What you have to do> Can all of these lines be returned exactly?

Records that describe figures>
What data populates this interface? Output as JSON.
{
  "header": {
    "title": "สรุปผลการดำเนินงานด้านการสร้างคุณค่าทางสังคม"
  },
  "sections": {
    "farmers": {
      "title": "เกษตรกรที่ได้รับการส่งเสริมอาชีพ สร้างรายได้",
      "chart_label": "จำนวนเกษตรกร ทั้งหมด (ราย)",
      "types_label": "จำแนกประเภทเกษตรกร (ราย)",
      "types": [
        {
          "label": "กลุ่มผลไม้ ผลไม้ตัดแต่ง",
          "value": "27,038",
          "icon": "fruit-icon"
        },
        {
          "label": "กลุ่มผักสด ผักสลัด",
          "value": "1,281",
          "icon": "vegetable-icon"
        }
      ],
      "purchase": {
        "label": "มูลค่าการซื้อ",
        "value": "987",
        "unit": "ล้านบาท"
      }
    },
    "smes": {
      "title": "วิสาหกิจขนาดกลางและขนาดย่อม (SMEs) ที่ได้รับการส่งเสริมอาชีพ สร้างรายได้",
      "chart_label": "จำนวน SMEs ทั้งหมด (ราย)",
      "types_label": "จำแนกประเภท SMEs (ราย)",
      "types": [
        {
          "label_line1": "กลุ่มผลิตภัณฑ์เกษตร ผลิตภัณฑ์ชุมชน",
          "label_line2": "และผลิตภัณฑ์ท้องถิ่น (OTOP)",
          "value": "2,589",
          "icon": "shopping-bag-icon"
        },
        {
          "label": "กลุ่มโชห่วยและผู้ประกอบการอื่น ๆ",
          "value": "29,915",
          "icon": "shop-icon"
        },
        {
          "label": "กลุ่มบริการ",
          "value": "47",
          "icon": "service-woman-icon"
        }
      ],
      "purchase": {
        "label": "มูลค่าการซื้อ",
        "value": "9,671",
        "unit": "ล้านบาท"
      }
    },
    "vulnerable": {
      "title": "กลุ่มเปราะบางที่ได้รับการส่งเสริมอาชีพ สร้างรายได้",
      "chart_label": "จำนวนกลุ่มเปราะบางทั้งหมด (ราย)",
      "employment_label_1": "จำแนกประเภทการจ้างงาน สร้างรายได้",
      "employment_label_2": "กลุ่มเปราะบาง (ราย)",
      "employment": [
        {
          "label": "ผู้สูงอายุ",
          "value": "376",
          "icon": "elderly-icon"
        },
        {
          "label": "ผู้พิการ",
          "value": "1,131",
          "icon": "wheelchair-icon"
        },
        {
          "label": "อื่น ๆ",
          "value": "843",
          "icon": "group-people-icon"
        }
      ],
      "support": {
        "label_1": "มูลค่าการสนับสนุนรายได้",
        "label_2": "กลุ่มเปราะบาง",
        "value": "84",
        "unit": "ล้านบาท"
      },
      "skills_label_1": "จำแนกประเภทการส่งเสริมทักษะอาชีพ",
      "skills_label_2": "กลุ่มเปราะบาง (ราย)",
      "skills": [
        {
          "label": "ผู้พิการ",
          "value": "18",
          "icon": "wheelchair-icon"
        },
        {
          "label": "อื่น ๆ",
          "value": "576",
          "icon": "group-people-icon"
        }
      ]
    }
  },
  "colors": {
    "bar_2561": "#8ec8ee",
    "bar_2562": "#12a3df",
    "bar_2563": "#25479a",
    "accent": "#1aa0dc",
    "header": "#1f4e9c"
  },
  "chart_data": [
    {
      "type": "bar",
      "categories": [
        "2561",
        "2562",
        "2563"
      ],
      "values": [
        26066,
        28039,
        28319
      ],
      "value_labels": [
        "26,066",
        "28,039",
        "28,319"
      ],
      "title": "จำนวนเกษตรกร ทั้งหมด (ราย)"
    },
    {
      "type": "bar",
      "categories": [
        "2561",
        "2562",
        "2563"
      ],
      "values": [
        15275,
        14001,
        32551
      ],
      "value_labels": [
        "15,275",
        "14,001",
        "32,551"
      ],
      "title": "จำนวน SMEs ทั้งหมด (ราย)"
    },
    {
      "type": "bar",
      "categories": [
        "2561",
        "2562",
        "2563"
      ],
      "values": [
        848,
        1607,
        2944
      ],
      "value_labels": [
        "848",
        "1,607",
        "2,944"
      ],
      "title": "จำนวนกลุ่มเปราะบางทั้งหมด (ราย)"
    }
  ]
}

Solution for this exercise>
What data populates this interface? Output as JSON.
{
  "header": {
    "title": "สรุปผลการดำเนินงานด้านการสร้างคุณค่าทางสังคม"
  },
  "sections": {
    "farmers": {
      "title": "เกษตรกรที่ได้รับการส่งเสริมอาชีพ สร้างรายได้",
      "chart_label": "จำนวนเกษตรกร ทั้งหมด (ราย)",
      "types_label": "จำแนกประเภทเกษตรกร (ราย)",
      "types": [
        {
          "label": "กลุ่มผลไม้ ผลไม้ตัดแต่ง",
          "value": "27,038",
          "icon": "fruit-icon"
        },
        {
          "label": "กลุ่มผักสด ผักสลัด",
          "value": "1,281",
          "icon": "vegetable-icon"
        }
      ],
      "purchase": {
        "label": "มูลค่าการซื้อ",
        "value": "987",
        "unit": "ล้านบาท"
      }
    },
    "smes": {
      "title": "วิสาหกิจขนาดกลางและขนาดย่อม (SMEs) ที่ได้รับการส่งเสริมอาชีพ สร้างรายได้",
      "chart_label": "จำนวน SMEs ทั้งหมด (ราย)",
      "types_label": "จำแนกประเภท SMEs (ราย)",
      "types": [
        {
          "label_line1": "กลุ่มผลิตภัณฑ์เกษตร ผลิตภัณฑ์ชุมชน",
          "label_line2": "และผลิตภัณฑ์ท้องถิ่น (OTOP)",
          "value": "2,589",
          "icon": "shopping-bag-icon"
        },
        {
          "label": "กลุ่มโชห่วยและผู้ประกอบการอื่น ๆ",
          "value": "29,915",
          "icon": "shop-icon"
        },
        {
          "label": "กลุ่มบริการ",
          "value": "47",
          "icon": "service-woman-icon"
        }
      ],
      "purchase": {
        "label": "มูลค่าการซื้อ",
        "value": "9,671",
        "unit": "ล้านบาท"
      }
    },
    "vulnerable": {
      "title": "กลุ่มเปราะบางที่ได้รับการส่งเสริมอาชีพ สร้างรายได้",
      "chart_label": "จำนวนกลุ่มเปราะบางทั้งหมด (ราย)",
      "employment_label_1": "จำแนกประเภทการจ้างงาน สร้างรายได้",
      "employment_label_2": "กลุ่มเปราะบาง (ราย)",
      "employment": [
        {
          "label": "ผู้สูงอายุ",
          "value": "376",
          "icon": "elderly-icon"
        },
        {
          "label": "ผู้พิการ",
          "value": "1,131",
          "icon": "wheelchair-icon"
        },
        {
          "label": "อื่น ๆ",
          "value": "843",
          "icon": "group-people-icon"
        }
      ],
      "support": {
        "label_1": "มูลค่าการสนับสนุนรายได้",
        "label_2": "กลุ่มเปราะบาง",
        "value": "84",
        "unit": "ล้านบาท"
      },
      "skills_label_1": "จำแนกประเภทการส่งเสริมทักษะอาชีพ",
      "skills_label_2": "กลุ่มเปราะบาง (ราย)",
      "skills": [
        {
          "label": "ผู้พิการ",
          "value": "18",
          "icon": "wheelchair-icon"
        },
        {
          "label": "อื่น ๆ",
          "value": "576",
          "icon": "group-people-icon"
        }
      ]
    }
  },
  "colors": {
    "bar_2561": "#8ec8ee",
    "bar_2562": "#12a3df",
    "bar_2563": "#25479a",
    "accent": "#1aa0dc",
    "header": "#1f4e9c"
  },
  "chart_data": [
    {
      "type": "bar",
      "categories": [
        "2561",
        "2562",
        "2563"
      ],
      "values": [
        26066,
        28039,
        28319
      ],
      "value_labels": [
        "26,066",
        "28,039",
        "28,319"
      ],
      "title": "จำนวนเกษตรกร ทั้งหมด (ราย)"
    },
    {
      "type": "bar",
      "categories": [
        "2561",
        "2562",
        "2563"
      ],
      "values": [
        15275,
        14001,
        32551
      ],
      "value_labels": [
        "15,275",
        "14,001",
        "32,551"
      ],
      "title": "จำนวน SMEs ทั้งหมด (ราย)"
    },
    {
      "type": "bar",
      "categories": [
        "2561",
        "2562",
        "2563"
      ],
      "values": [
        848,
        1607,
        2944
      ],
      "value_labels": [
        "848",
        "1,607",
        "2,944"
      ],
      "title": "จำนวนกลุ่มเปราะบางทั้งหมด (ราย)"
    }
  ]
}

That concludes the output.